— Supplied text —
--*--

Wednesday, December 5, 2012

College Professors and Finals

I am currently working on tons of work for finals while also dealing with a lot of people problems. I'd just like to say that nobody is worth your grade. Don't leave your work to go hang out or to talk to your "honey."
They aren't worth it. I promise.
Think about it, oh what's that? Thinking? Yeah it's this new thing they started. Anyways, you are going to be in school for 4 years to pursue a career that's a lifetime. I don't think any person is worth risking my career and quality of life for.
I understand you love people and that's fine.

FINALS
ARE
STRESSFUL
-study--study--study- I promise it's worth it.

I'd like to shout out to my college professor Bonnie Thrasher. She's a wonderful person and even though I have procrastinated beyond comprehension she is letting me turn in everything. Also, she sends me emails to check on me and make sure I'm getting stuff done. She's really wonderful. You will meet that one college professor who will always be there, and I'm pretty sure I met mine! Plus she's in my major department. Woo!
Anyways, I should be doing work right now.
back to BiSci Lab Reports.
peace :)

Tuesday, November 13, 2012

I've learned a lot.

Here's some things I've learned in college.
1. Don't trust a lot of people.
2. Money can buy happiness
3. Companionship is absolutely necessary to maintain a sound mind.
4. Some people are just naturally rude.
5. I don't know why, but these religious people always tell us to stray from our wicked ways.
6. I don't like people as much as I should.
7. Professors cuss a lot.
8. I miss my family.
9. Blogging takes up a lot of time.
10. Get an iPhone. It's so universal.
11. I don't feel like writing anymore.

Monday, August 27, 2012

a new me

I'd like to think that I am reinventing myself. Something I should have done before coming to college, but didn't have the ability to do. Therefore, now I will be who I feel I should be and look how I want to look.

I like how I look now, don't get me wrong, and I'm not getting like a boob job or something drastic. Just some minor changes. Things that I've always wanted, hair I've always wanted. You know.. That kind of thing. Pictures will come when I start. I will have before and after and whatnot if I feel like it. I probably won't. Anyways, now you're at the end of this pointless post and I'm sorry. 

Goodnight.

Friday, August 24, 2012

DIY totally doing it.

I'm totally doing it myself today! I'm making my old toms into SANDALS! I know that it's pretty cliche and what not, but I am super excited. Hopefully they turn out just like the picture below. Eeeep! I'll be sure and post pictures after I get them finished. 
Time
to
do
this!

Thursday, August 23, 2012

I'm having the time of my life. Miss my mom.

--*--

Write out the blog word for word from "I've learned a" up to and including "as I should.". The material after this point stands apart from the blog.

--*--

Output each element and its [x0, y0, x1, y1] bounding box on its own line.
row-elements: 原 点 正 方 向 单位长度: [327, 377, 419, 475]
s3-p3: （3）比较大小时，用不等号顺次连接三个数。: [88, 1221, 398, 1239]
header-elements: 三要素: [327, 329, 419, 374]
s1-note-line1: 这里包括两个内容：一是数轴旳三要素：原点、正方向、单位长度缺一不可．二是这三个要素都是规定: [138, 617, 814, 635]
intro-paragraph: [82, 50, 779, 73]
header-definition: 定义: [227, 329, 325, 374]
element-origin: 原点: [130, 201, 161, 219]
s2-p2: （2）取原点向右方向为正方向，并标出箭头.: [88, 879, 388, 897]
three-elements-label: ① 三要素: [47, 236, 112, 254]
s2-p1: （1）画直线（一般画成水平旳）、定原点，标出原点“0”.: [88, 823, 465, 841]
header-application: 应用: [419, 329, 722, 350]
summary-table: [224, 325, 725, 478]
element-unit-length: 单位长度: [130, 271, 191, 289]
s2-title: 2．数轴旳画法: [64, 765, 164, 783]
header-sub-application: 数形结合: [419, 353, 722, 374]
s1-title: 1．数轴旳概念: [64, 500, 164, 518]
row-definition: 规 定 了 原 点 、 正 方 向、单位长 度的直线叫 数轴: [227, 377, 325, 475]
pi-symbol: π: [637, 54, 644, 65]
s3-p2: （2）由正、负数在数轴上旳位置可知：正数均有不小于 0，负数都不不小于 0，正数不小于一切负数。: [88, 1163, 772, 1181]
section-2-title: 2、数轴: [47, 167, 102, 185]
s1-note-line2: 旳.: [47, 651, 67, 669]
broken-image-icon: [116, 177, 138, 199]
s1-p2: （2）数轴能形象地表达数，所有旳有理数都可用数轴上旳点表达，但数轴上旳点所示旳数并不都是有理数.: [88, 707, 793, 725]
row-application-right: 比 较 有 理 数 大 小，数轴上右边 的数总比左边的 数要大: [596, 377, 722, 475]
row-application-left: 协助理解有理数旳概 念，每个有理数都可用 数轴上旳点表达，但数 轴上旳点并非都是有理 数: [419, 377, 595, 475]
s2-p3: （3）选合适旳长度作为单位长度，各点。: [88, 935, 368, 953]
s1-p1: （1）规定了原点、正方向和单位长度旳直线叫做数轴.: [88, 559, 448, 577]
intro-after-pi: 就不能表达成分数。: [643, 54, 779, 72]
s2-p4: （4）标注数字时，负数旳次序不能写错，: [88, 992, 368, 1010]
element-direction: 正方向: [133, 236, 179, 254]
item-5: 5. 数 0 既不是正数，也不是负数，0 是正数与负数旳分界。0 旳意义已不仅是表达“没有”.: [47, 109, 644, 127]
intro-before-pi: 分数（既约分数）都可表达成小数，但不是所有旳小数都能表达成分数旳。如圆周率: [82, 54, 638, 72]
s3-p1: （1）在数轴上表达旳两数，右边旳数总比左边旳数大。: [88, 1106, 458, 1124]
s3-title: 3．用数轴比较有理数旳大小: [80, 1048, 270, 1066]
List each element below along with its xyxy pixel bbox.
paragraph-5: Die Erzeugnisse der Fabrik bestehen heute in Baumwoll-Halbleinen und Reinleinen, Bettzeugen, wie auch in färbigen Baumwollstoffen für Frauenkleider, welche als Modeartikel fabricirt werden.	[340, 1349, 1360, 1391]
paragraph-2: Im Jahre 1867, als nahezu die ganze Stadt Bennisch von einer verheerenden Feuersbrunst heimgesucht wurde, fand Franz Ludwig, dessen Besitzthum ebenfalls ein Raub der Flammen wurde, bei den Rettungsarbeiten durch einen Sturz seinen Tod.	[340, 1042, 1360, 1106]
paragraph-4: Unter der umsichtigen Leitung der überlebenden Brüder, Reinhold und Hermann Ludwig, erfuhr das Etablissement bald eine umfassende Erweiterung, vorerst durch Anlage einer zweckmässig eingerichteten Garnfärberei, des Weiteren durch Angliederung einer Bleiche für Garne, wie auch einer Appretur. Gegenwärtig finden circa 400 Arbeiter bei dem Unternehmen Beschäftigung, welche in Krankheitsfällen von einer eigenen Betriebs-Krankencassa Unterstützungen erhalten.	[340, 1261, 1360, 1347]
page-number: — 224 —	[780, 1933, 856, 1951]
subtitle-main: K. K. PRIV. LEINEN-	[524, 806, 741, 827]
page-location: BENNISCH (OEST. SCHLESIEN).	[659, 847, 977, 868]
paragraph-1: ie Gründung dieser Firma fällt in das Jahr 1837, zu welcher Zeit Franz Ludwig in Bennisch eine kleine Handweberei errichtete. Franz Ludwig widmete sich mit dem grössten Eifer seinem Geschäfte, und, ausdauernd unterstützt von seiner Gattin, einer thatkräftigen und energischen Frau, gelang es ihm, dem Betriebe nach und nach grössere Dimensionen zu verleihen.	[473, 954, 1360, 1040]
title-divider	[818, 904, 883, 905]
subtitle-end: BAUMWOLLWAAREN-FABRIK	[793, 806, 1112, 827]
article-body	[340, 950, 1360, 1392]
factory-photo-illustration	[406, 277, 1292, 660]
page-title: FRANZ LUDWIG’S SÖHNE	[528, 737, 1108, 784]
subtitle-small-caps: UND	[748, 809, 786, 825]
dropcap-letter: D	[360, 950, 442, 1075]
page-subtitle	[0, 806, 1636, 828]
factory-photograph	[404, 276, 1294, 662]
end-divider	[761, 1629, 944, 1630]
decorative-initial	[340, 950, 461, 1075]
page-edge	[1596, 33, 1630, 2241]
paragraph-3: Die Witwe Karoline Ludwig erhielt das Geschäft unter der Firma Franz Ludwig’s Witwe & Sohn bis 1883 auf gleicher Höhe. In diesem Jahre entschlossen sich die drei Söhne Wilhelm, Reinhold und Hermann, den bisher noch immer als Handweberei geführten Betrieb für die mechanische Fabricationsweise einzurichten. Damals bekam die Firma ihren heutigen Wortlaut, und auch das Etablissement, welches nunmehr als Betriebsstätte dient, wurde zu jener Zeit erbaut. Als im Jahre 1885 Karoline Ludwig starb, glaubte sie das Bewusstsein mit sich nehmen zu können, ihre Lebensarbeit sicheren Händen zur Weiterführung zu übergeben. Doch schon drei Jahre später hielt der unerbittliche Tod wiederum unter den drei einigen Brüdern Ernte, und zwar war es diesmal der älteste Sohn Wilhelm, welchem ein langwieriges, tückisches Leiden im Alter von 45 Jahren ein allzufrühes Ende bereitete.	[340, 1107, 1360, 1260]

--*--

— Task result —
I've learned a lot.

Here's some things I've learned in college.
1. Don't trust a lot of people.
2. Money can buy happiness
3. Companionship is absolutely necessary to maintain a sound mind.
4. Some people are just naturally rude.
5. I don't know why, but these religious people always tell us to stray from our wicked ways.
6. I don't like people as much as I should.